> Written exercise
State how many lines of the entries below hold the word "Ѳеодоръ"; reply with nothing but the number.

[Begin]

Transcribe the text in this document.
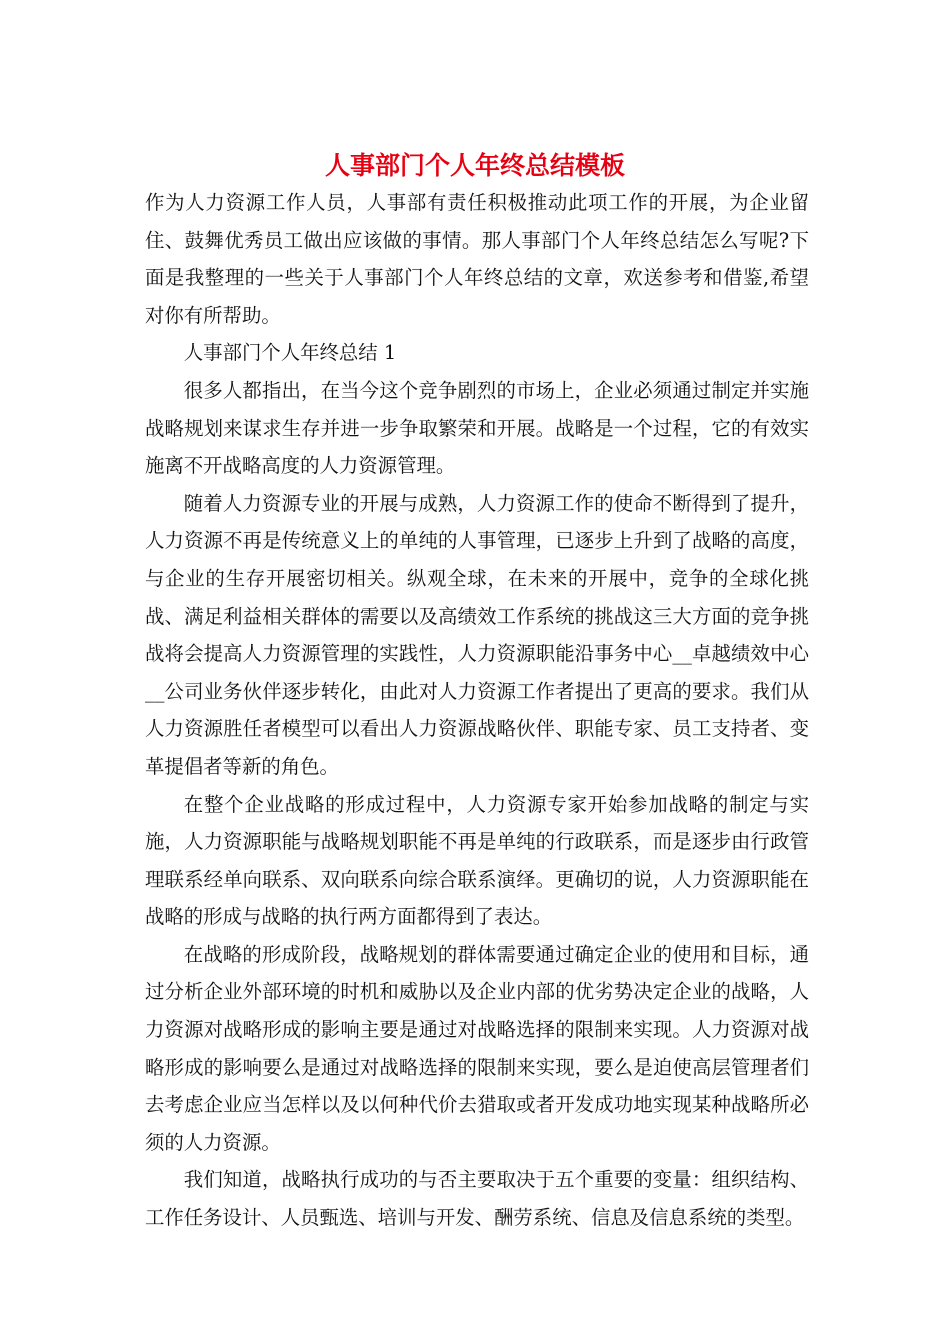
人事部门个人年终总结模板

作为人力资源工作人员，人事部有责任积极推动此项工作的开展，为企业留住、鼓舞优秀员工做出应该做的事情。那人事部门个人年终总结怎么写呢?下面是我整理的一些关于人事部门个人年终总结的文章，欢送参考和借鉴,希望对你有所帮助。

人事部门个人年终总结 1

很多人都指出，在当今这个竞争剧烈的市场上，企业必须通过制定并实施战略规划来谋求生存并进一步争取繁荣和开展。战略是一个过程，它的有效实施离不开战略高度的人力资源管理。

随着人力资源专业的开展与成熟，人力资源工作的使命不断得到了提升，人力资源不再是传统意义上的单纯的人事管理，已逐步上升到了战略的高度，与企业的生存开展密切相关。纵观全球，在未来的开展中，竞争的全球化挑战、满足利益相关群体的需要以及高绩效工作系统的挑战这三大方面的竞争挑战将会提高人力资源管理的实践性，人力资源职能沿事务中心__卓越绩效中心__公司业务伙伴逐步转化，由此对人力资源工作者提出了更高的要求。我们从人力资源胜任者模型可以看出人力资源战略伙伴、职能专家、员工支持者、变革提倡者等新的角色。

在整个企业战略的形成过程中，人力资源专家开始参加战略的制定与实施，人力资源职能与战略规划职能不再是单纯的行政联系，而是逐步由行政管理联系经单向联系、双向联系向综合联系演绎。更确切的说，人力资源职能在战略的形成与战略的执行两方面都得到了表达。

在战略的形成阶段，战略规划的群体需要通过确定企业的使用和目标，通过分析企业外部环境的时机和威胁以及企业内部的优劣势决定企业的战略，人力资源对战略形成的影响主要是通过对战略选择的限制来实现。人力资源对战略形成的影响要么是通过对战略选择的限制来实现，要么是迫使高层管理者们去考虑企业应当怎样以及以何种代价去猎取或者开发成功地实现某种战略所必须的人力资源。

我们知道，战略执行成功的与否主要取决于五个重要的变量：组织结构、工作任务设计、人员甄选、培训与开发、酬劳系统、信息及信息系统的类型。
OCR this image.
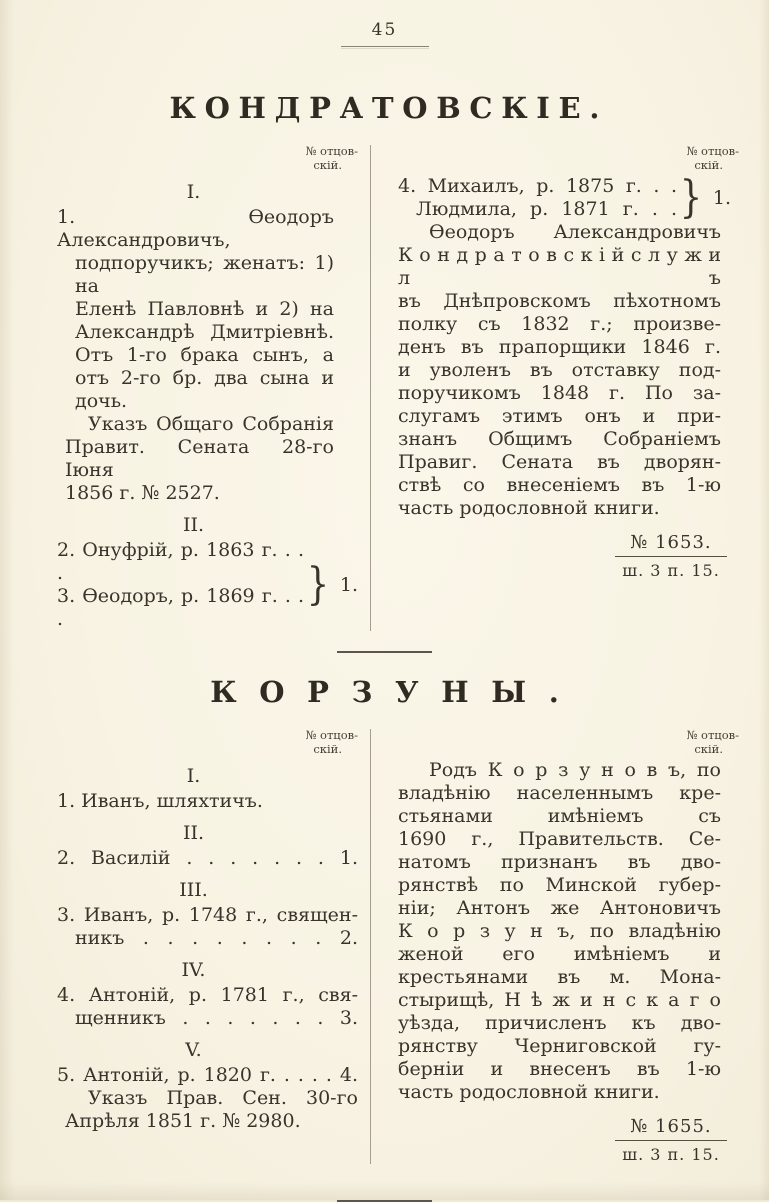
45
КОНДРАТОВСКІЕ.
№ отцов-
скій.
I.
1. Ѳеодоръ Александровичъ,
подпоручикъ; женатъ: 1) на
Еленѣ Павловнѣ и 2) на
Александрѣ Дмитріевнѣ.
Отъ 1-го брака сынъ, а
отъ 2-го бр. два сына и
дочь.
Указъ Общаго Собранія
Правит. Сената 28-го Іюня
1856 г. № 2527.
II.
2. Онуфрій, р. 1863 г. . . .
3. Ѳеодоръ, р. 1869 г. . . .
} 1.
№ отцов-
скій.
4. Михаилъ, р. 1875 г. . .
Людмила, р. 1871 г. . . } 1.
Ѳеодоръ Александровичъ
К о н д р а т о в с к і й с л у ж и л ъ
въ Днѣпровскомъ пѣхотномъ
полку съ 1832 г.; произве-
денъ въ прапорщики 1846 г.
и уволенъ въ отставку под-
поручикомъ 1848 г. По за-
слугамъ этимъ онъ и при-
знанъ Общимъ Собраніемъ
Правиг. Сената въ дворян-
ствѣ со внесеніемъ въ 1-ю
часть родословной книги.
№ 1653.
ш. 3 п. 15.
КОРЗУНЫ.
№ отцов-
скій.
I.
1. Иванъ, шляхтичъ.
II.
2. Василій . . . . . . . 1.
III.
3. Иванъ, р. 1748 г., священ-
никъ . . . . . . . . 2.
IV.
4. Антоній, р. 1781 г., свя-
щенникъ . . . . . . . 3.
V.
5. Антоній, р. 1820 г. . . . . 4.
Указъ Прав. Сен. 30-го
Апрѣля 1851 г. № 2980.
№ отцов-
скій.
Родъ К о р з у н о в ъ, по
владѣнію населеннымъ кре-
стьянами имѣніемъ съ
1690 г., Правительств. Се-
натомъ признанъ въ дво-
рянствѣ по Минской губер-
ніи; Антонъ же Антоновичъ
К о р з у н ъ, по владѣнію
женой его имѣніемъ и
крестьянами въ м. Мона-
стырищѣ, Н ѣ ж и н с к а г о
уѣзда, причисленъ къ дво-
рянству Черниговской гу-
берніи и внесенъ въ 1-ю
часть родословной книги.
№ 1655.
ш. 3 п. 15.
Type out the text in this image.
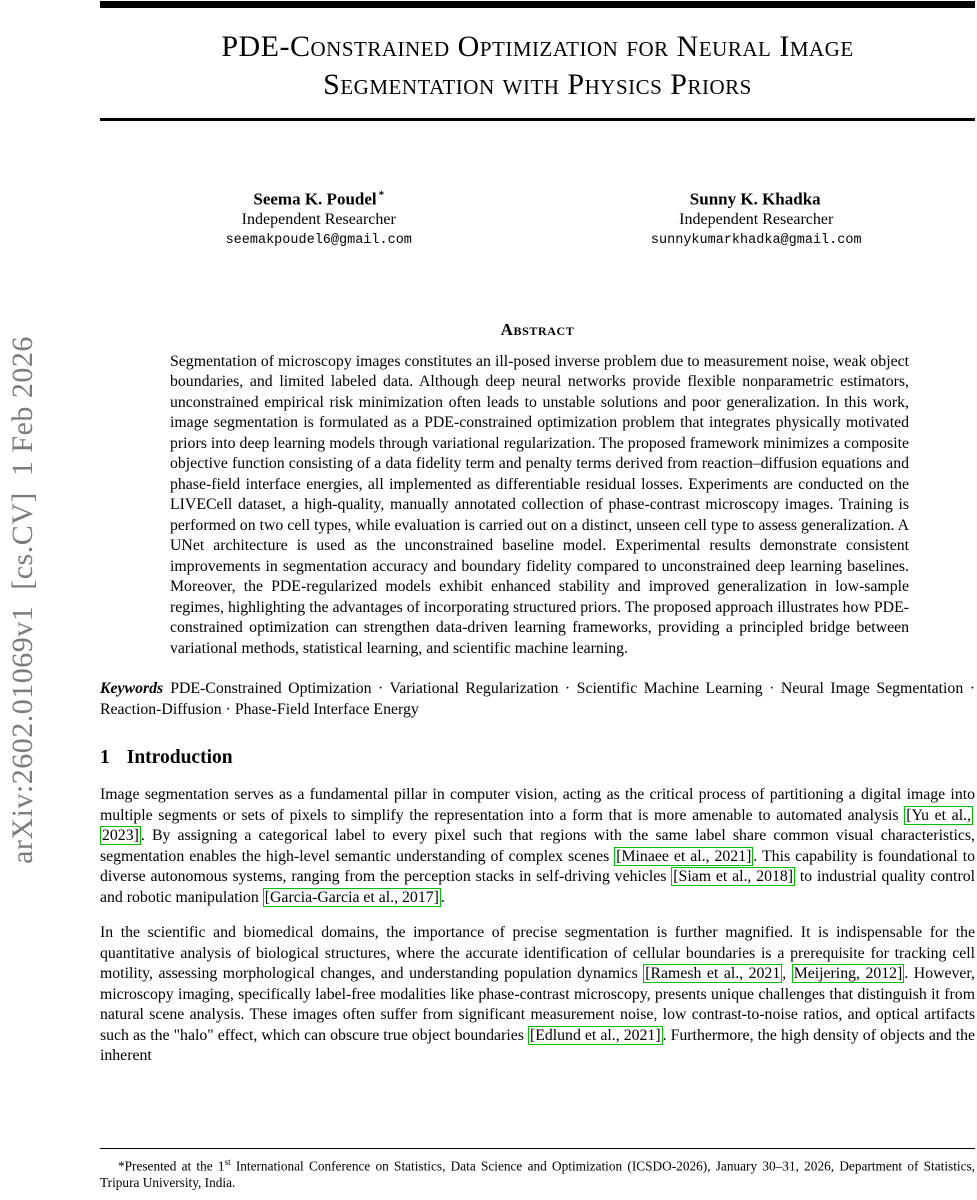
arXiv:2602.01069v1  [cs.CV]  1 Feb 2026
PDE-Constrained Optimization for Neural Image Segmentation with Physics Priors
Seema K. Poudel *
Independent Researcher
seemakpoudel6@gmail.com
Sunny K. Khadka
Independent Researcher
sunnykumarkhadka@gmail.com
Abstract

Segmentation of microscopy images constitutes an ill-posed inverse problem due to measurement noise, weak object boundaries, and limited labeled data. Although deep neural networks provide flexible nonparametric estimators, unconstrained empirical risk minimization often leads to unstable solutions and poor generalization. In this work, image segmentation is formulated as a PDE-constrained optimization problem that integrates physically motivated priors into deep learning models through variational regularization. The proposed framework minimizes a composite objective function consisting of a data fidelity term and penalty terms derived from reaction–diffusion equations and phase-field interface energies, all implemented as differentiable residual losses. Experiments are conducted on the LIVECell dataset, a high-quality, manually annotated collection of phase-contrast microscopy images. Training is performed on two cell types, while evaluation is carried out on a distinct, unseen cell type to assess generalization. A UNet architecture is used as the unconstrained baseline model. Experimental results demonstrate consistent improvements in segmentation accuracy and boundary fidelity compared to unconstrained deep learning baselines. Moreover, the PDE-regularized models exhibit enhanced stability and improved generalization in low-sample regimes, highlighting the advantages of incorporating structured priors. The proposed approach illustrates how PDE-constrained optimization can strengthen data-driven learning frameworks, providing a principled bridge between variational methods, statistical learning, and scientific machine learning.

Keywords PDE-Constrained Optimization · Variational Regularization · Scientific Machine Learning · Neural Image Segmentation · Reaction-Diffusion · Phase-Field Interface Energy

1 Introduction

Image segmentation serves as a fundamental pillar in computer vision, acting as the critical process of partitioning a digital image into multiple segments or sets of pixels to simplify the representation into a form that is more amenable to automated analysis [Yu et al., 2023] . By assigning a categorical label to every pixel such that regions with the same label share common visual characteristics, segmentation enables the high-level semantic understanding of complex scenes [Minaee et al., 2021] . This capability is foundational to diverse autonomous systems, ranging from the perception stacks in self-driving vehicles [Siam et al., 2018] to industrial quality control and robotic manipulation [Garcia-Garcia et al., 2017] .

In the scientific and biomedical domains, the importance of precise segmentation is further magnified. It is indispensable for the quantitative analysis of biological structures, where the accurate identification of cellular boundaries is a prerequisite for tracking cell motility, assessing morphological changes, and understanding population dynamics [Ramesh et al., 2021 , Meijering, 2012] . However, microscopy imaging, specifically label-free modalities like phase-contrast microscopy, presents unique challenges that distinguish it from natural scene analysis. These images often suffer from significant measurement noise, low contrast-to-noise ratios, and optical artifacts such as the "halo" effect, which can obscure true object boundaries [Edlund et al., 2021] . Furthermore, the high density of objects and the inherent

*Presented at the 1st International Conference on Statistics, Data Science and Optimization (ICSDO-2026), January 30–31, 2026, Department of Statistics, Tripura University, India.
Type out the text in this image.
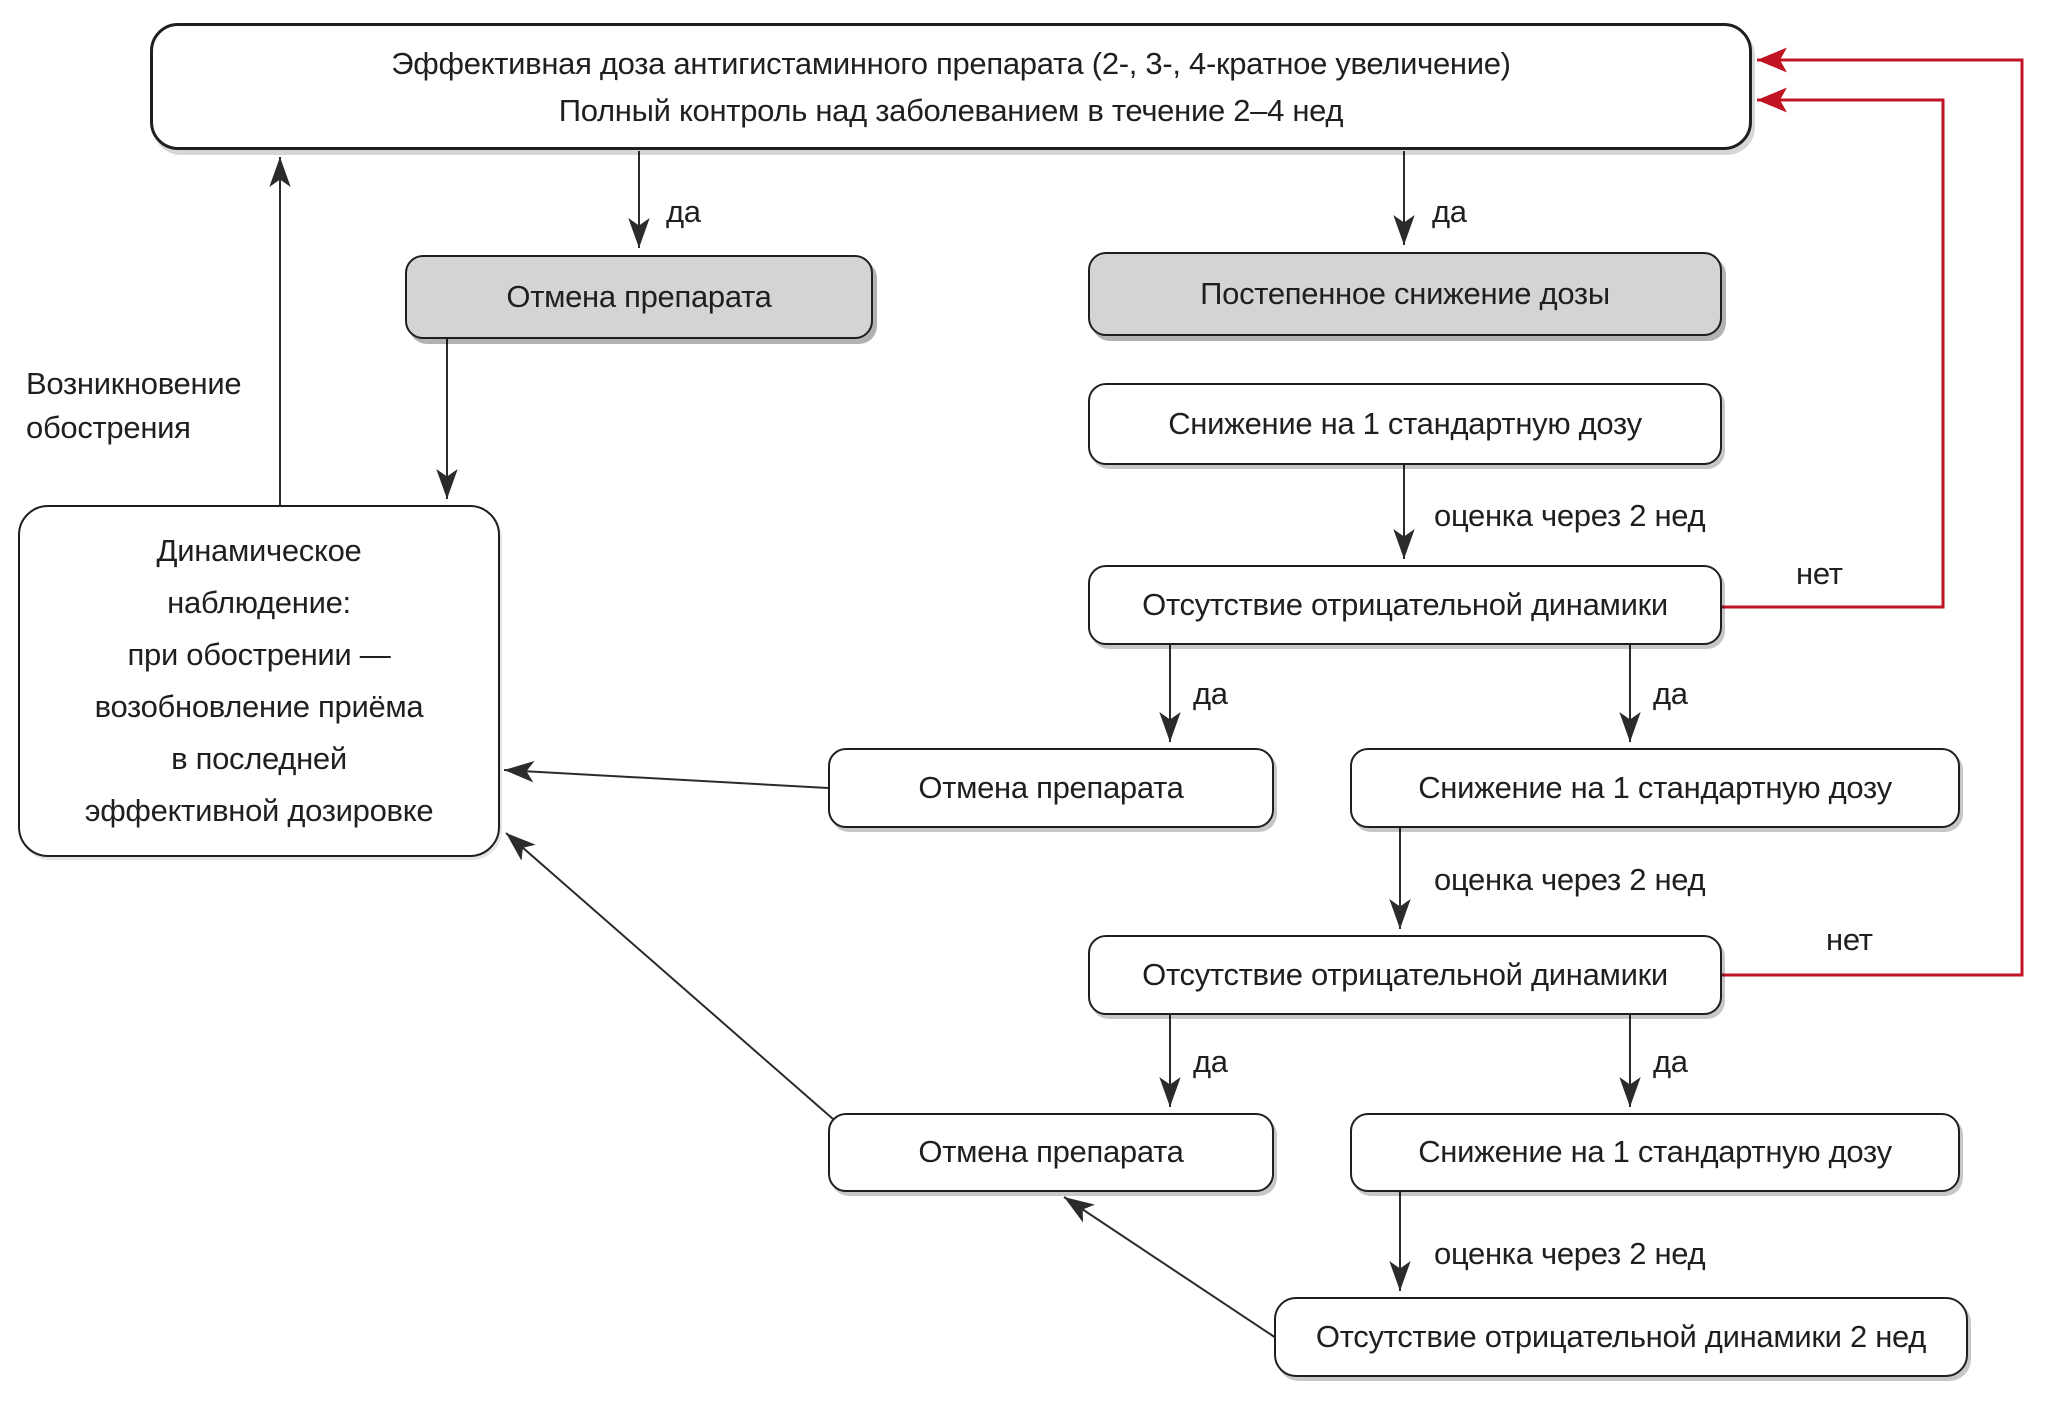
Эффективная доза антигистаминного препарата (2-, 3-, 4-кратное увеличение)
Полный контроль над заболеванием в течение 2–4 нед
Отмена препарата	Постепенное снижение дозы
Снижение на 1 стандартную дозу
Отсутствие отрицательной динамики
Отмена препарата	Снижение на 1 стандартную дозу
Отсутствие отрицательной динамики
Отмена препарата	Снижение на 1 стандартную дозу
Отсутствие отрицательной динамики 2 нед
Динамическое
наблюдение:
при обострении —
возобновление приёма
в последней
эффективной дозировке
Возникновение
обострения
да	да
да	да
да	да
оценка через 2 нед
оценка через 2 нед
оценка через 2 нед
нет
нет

[End]

> Result
3